# INSTRUCTION:
Exactly reproduce each record listed below.
Start of DATASET
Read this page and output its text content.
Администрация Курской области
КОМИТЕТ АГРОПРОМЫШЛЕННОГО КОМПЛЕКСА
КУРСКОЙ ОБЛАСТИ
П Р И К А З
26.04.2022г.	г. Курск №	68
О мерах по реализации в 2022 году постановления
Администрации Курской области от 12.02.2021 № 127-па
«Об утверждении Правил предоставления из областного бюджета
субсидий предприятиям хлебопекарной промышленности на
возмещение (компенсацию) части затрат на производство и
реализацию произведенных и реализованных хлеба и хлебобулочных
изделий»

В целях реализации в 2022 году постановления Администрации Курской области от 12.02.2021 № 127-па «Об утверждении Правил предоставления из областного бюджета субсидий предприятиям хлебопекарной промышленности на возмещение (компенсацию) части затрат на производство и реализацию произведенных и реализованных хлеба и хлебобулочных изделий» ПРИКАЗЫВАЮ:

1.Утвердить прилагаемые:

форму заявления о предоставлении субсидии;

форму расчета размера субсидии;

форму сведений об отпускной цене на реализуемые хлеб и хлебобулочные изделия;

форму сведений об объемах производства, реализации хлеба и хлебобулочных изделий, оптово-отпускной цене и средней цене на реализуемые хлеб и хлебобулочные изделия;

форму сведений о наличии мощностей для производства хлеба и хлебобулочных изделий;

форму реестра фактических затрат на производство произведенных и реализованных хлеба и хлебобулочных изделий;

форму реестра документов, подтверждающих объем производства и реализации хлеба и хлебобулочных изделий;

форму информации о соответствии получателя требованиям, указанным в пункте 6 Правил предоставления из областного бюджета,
End of DATASET
# FULL ANSWER:
Read this page and output its text content.
Администрация Курской области
КОМИТЕТ АГРОПРОМЫШЛЕННОГО КОМПЛЕКСА
КУРСКОЙ ОБЛАСТИ
П Р И К А З
26.04.2022г.	г. Курск №	68
О мерах по реализации в 2022 году постановления
Администрации Курской области от 12.02.2021 № 127-па
«Об утверждении Правил предоставления из областного бюджета
субсидий предприятиям хлебопекарной промышленности на
возмещение (компенсацию) части затрат на производство и
реализацию произведенных и реализованных хлеба и хлебобулочных
изделий»

В целях реализации в 2022 году постановления Администрации Курской области от 12.02.2021 № 127-па «Об утверждении Правил предоставления из областного бюджета субсидий предприятиям хлебопекарной промышленности на возмещение (компенсацию) части затрат на производство и реализацию произведенных и реализованных хлеба и хлебобулочных изделий» ПРИКАЗЫВАЮ:

1.Утвердить прилагаемые:

форму заявления о предоставлении субсидии;

форму расчета размера субсидии;

форму сведений об отпускной цене на реализуемые хлеб и хлебобулочные изделия;

форму сведений об объемах производства, реализации хлеба и хлебобулочных изделий, оптово-отпускной цене и средней цене на реализуемые хлеб и хлебобулочные изделия;

форму сведений о наличии мощностей для производства хлеба и хлебобулочных изделий;

форму реестра фактических затрат на производство произведенных и реализованных хлеба и хлебобулочных изделий;

форму реестра документов, подтверждающих объем производства и реализации хлеба и хлебобулочных изделий;

форму информации о соответствии получателя требованиям, указанным в пункте 6 Правил предоставления из областного бюджета,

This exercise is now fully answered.